Task directions:
Please list all lines of the material below in which the string "text" occurs.

Data rows:

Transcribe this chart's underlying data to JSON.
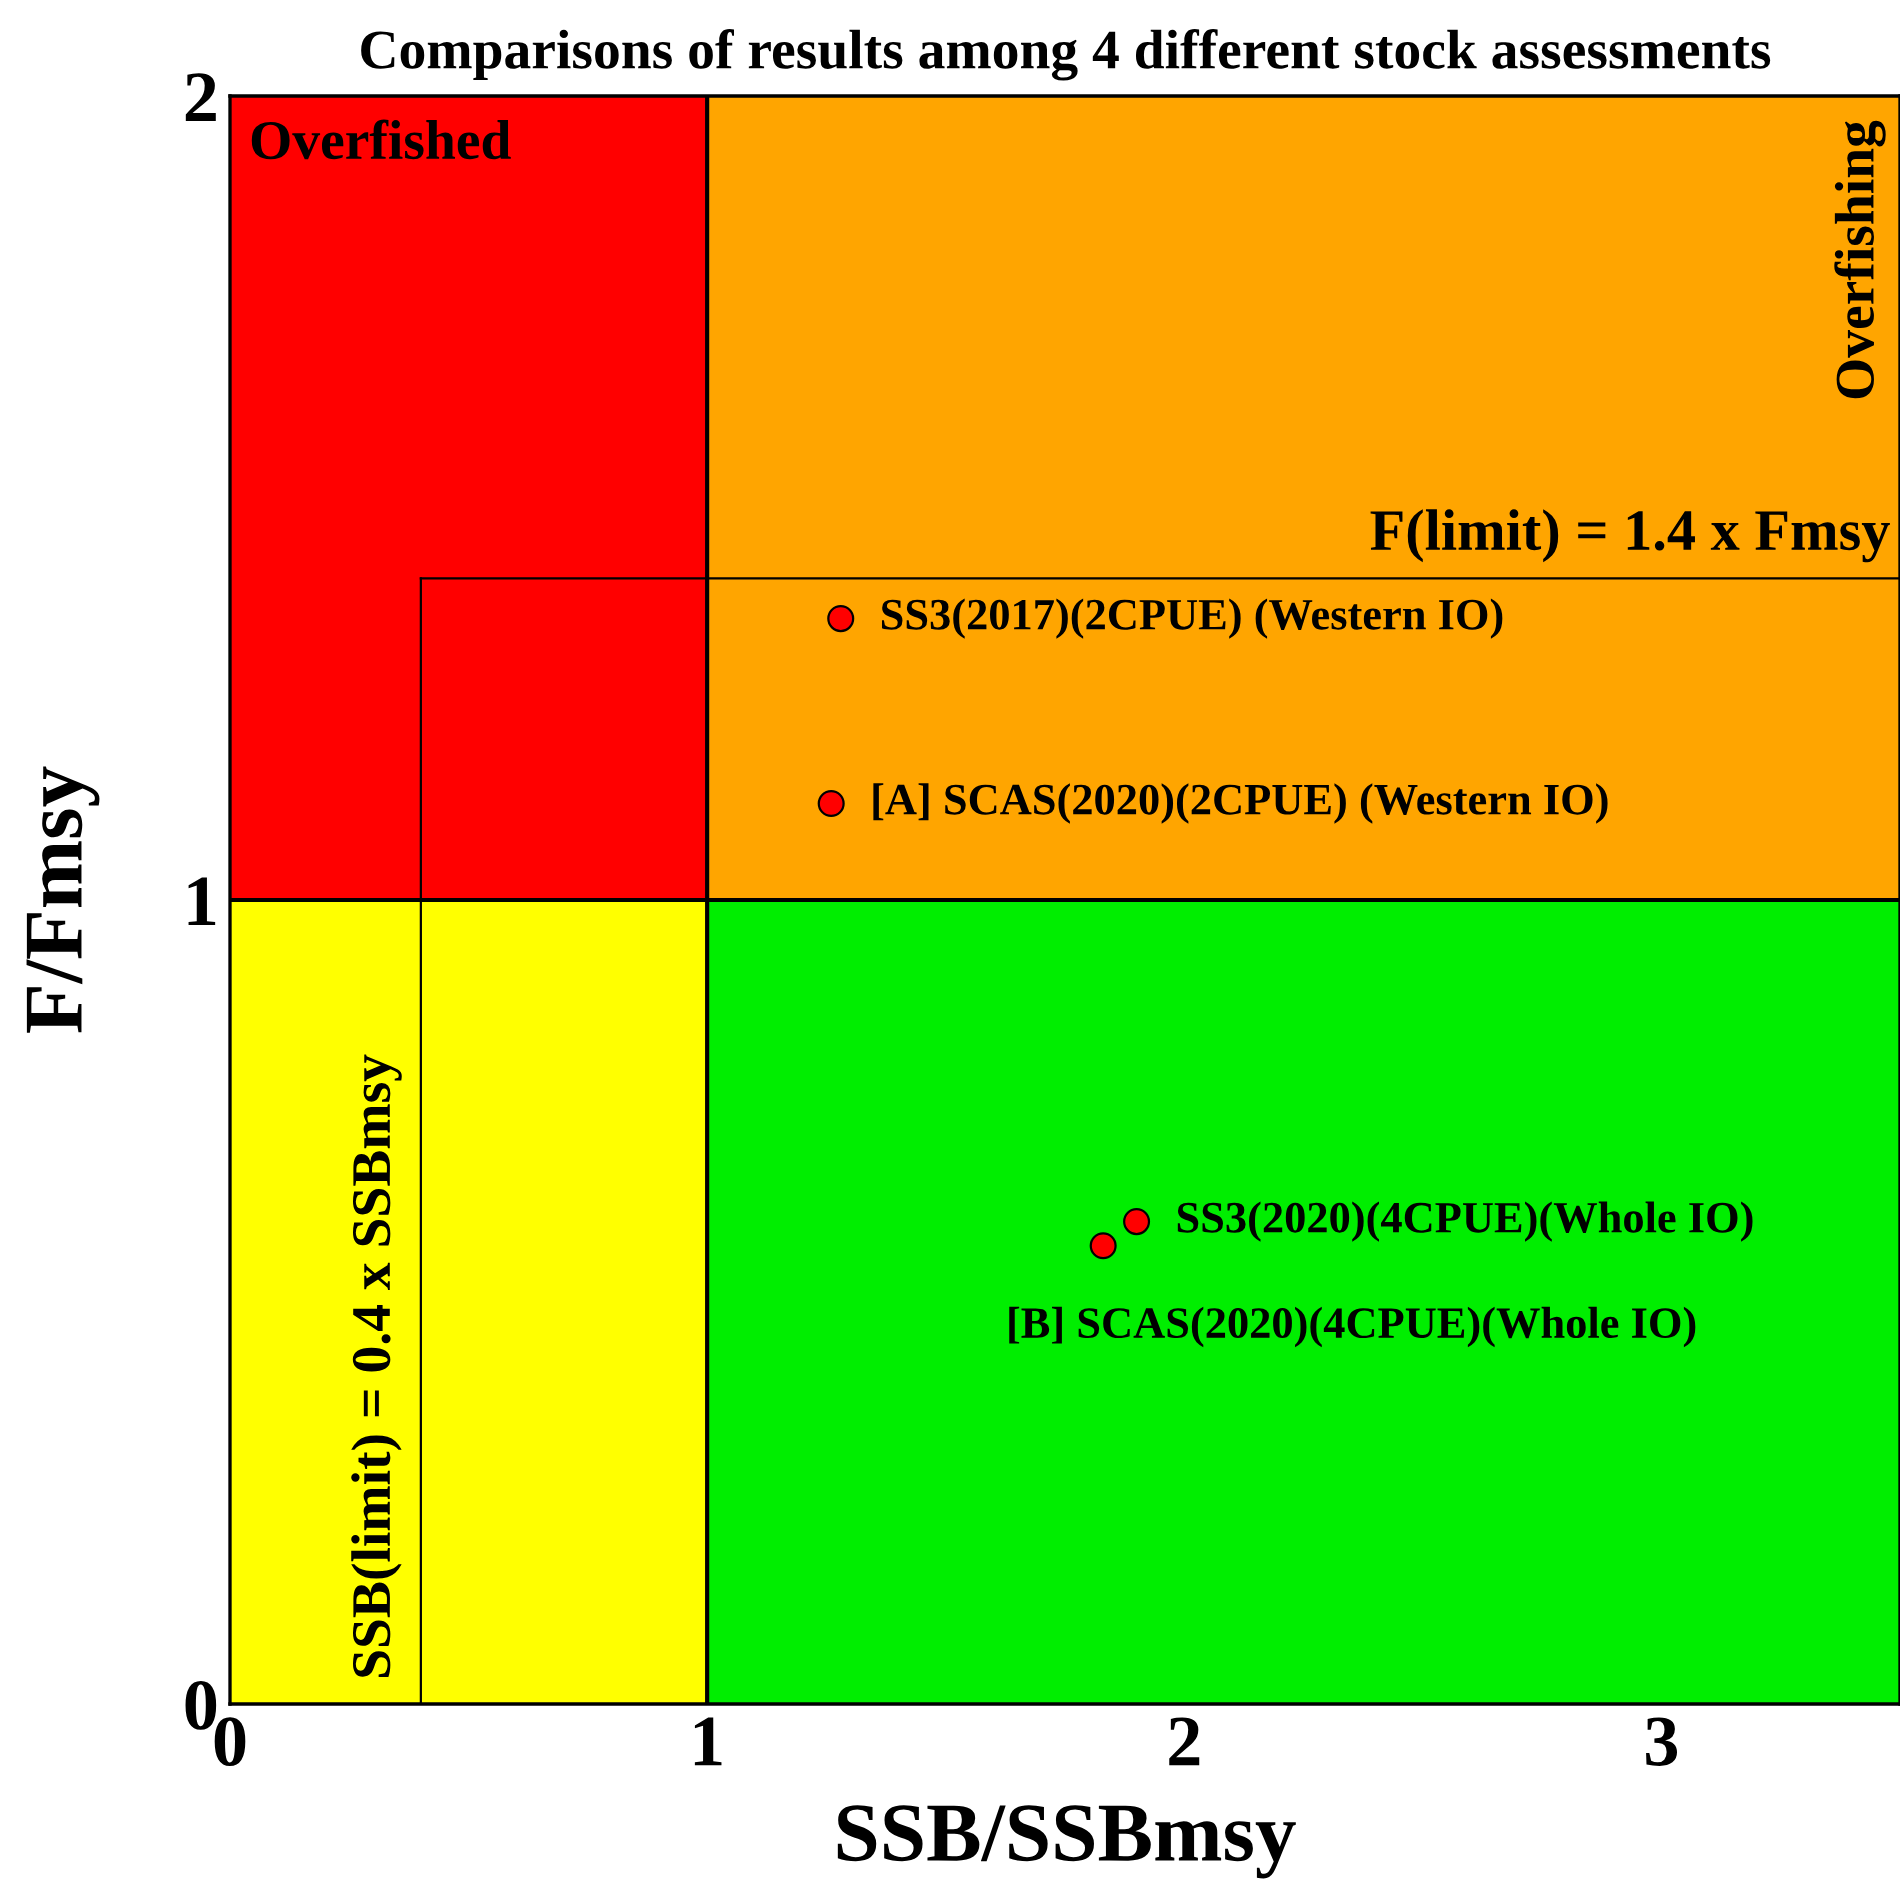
{
  "chart_data": {
    "type": "scatter",
    "title": "Comparisons of results among 4 different stock assessments",
    "xlabel": "SSB/SSBmsy",
    "ylabel": "F/Fmsy",
    "xlim": [
      0,
      3.5
    ],
    "ylim": [
      0,
      2
    ],
    "xticks": [
      0,
      1,
      2,
      3
    ],
    "yticks": [
      0,
      1,
      2
    ],
    "grid": false,
    "marker": "circle",
    "series": [
      {
        "color": "#ff0000",
        "x": [
          1.28,
          1.26,
          1.9,
          1.83
        ],
        "values": [
          1.35,
          1.12,
          0.6,
          0.57
        ]
      }
    ],
    "ref_lines": [
      {
        "axis": "x",
        "value": 1,
        "color": "#000000"
      },
      {
        "axis": "y",
        "value": 1,
        "color": "#000000"
      },
      {
        "axis": "x",
        "value": 0.4,
        "color": "#000000",
        "label": "SSB(limit) = 0.4 x SSBmsy"
      },
      {
        "axis": "y",
        "value": 1.4,
        "color": "#000000",
        "label": "F(limit) = 1.4 x Fmsy"
      }
    ],
    "annotations": [
      "Overfished",
      "Overfishing",
      {
        "text": "SS3(2017)(2CPUE) (Western IO)",
        "x": 1.28,
        "y": 1.35
      },
      {
        "text": "[A] SCAS(2020)(2CPUE) (Western IO)",
        "x": 1.26,
        "y": 1.12
      },
      {
        "text": "SS3(2020)(4CPUE)(Whole IO)",
        "x": 1.9,
        "y": 0.6
      },
      {
        "text": "[B] SCAS(2020)(4CPUE)(Whole IO)",
        "x": 1.83,
        "y": 0.57
      }
    ]
  }
}
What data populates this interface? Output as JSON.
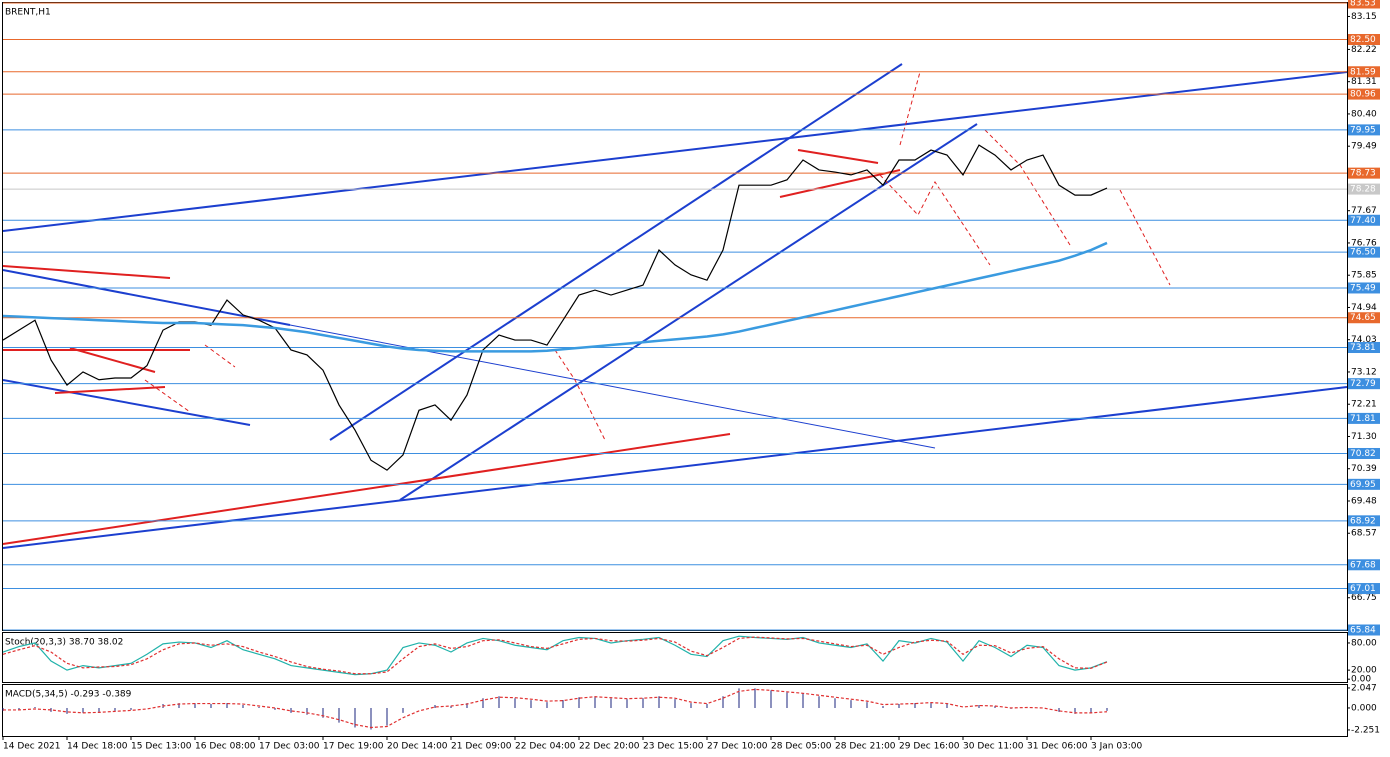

Solution to the problem:
        "text": "SS3(2017)(2CPUE) (Western IO)",
        "text": "[A] SCAS(2020)(2CPUE) (Western IO)",
        "text": "SS3(2020)(4CPUE)(Whole IO)",
        "text": "[B] SCAS(2020)(4CPUE)(Whole IO)",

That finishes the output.